### Exercise tasks
- A) According to the reviews of Peter Mayle's Chasing Cezanne, what is the painting in the plot worth?
- B) Translate into Spanish the following sentence from the reviews of Peter Mayle's Chasing Cezanne: "I love Peter Mayle's books and this is a good one."
- C) Carry on the reviews of Peter Mayle's Chasing Cezanne from their final sentence, keeping the same tone and manner.

### Extracted text
- - -
Helpful Score: 4
If you have enjoyed Peter Mayle "A Year in Provence" you will love the details of this high stakes art heist. This is a great read, light fun, great details, good food and a fun story line. It will make you want to check out his other novels.
Helpful Score: 2
A fun read. Adventure, mystery, romance. Not too complicated, but just enough intrigue to keep you interested. Fast moving and well written.
Helpful Score: 1
Pleasant, easy reading, in the best possible sense (well-written, but in a non-show-off-y way). I love Peter Mayle's books and this is a good one.
Helpful Score: 1
I love the way Peter Mayle uses words. "He passed the seething racket of Forty-second Street and the New York lions, massive and benign in the sunshine, looking as dignified as lions can look with garlands of pigeons clustered on their heads." Perfect word pictures!
A light, fun read!
not exactly gripping, but fun if you love France
Delightful, this books makes you hungry!
Light and fun. Best mix of English mystery novel and romantic French travel novel. I'm actually getting it again here just to give away because I know my friends will enjoy it as a fun read.
Our hero, glamorous art photographer Andre Kelly, is on assignment for glamorous DQ Magazine--run by the glamorous Camilla Porter--in Cape Ferrat on the (you guessed it) glamorous Côte d'Azur. Snooping around an ancestral pile for some snaps, by chance he spies Old Claude, the ancient retainer of the immensely wealthy Denoyer family, packing the family Cezanne into a plumbing van. Puzzled, Andre investigates, and the game is afoot. Peter Mayle's latest effort, Chasing Cezanne, is a whodunit that shows good manners and impeccable taste. It takes its characters--graduates of all the best schools, of course--to some of the world's most posh locales. The plot device is high rent, too: a purloined painting worth a cool $30 million. To call this book lightweight seems unfair and boorish besides. There's lots of travel, lots of opulence, lots of opportunities for Mayle to describe Paris and Provence, and all the yummies you'll find in both places. Who can worry about a mystery when the food's so delectable?
- - -
Items from a data source
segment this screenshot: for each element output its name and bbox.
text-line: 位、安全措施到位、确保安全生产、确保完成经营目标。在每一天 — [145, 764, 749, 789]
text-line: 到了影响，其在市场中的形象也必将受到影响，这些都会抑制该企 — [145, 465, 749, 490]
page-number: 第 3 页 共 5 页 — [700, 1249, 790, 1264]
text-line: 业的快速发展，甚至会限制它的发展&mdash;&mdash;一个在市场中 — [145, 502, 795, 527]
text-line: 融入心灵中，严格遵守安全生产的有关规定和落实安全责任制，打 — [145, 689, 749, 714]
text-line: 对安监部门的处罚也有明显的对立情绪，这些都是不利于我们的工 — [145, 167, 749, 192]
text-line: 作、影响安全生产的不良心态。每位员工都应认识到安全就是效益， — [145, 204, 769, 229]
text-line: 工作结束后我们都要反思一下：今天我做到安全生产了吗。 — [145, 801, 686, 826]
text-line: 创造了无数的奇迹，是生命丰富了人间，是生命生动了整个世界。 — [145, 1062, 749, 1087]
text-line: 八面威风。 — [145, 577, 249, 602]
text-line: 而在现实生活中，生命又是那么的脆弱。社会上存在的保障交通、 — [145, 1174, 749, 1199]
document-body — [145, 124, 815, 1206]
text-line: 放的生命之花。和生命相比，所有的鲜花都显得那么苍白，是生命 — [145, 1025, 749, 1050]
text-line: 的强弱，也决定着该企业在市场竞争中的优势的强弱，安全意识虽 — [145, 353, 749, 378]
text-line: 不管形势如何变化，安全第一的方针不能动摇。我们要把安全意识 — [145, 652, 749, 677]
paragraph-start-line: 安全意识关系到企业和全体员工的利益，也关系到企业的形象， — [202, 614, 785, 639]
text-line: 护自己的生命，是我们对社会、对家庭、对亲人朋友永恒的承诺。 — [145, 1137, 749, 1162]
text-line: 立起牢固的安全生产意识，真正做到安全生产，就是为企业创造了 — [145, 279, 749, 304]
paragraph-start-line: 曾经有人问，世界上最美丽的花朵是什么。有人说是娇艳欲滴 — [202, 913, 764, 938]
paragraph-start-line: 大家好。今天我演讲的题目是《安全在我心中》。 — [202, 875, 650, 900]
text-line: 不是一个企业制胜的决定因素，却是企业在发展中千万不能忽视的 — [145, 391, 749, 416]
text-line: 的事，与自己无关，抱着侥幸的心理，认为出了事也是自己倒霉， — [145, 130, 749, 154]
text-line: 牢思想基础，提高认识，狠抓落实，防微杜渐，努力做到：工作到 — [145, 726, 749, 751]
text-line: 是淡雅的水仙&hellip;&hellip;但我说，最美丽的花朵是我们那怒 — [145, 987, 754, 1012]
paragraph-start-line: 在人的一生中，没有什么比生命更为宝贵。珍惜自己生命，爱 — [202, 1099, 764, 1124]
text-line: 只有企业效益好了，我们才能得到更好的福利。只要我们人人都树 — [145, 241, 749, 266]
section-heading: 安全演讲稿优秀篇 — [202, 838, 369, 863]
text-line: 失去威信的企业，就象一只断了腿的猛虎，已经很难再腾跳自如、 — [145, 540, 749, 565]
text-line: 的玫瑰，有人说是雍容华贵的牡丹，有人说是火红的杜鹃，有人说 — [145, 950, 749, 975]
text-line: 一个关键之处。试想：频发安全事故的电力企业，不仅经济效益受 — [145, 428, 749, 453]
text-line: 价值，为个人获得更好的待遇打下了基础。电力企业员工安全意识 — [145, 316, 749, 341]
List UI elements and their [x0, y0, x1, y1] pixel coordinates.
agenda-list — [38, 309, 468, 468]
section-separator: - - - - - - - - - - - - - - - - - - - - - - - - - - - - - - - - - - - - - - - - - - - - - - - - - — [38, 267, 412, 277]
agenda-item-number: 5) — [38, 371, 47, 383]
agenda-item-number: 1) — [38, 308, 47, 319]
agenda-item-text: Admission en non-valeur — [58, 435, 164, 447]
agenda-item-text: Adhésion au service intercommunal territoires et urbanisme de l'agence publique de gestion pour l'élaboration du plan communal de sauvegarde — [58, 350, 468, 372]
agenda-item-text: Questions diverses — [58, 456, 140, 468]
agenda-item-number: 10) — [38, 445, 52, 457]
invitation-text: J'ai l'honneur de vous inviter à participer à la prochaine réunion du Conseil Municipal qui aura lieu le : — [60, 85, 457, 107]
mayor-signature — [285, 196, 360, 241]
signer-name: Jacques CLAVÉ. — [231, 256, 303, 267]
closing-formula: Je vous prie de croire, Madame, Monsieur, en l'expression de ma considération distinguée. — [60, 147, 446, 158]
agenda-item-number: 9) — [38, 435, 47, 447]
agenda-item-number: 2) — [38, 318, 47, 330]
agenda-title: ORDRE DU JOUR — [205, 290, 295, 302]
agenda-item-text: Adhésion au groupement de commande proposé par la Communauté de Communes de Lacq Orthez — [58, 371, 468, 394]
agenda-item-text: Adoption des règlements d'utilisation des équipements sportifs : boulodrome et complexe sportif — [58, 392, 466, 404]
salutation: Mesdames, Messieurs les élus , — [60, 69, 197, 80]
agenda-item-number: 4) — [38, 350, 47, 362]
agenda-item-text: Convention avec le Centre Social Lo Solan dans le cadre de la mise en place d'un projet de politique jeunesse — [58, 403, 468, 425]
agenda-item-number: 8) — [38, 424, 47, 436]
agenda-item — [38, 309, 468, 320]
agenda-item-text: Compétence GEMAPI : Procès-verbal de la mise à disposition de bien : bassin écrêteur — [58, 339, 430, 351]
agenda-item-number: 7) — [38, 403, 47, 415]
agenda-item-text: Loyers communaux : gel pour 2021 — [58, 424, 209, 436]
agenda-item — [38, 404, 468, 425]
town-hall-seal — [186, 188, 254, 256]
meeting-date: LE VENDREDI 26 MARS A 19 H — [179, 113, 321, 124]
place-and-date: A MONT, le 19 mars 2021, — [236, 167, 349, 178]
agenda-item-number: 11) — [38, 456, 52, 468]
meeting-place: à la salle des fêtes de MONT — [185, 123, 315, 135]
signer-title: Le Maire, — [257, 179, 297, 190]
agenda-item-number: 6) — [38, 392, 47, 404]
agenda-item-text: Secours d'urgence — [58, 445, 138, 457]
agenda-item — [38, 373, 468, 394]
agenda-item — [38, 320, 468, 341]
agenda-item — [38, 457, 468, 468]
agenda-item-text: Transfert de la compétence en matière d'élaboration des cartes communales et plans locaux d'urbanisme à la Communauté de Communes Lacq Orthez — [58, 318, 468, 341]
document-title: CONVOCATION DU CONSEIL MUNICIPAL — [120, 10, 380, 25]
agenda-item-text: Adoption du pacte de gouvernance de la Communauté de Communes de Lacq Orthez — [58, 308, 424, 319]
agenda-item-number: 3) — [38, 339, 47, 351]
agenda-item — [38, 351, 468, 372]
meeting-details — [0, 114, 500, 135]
- - -
### Responses by task
- A) $30 million

- B) Me encantan los libros de Peter Mayle y este es uno bueno.

- C)
If you have not yet read anything by Pete Mayle, you need to. Although best known for his book "A Year in Provence," he has also read several pure-fiction little pleasures. My wife and I have devoured all, including the four caper series books and three stand-alones, including "Chasing Cézanne". If you are seeking a well-crafted, easy to read, and entertaining light reading romp, read Peter Mayle. Spoiler alert: Mayle is devoid of obscenities and steamy sex scenes, so if that is what you are seeking, seek elsewhere. For a good plot, intelligent writing, read Mayle. After that paean, "Chasing Cézanne" is a bit more of a thriller than Mayle's other books. A professional photographer passes by a mansion on the Riviera which he has photo'd for a house beautiful magazine and notices a Cézanne being carried out and loaded into a plumber's van. He captures the moment with his camera and sets off to find out why. The result is a bi-continental tale between New York, Paris, and Provence. Midst all the action, the characters take time enjoy sumptuous meals of French cuisine and fine wines. Trust me..you cannot go wrong with Maye.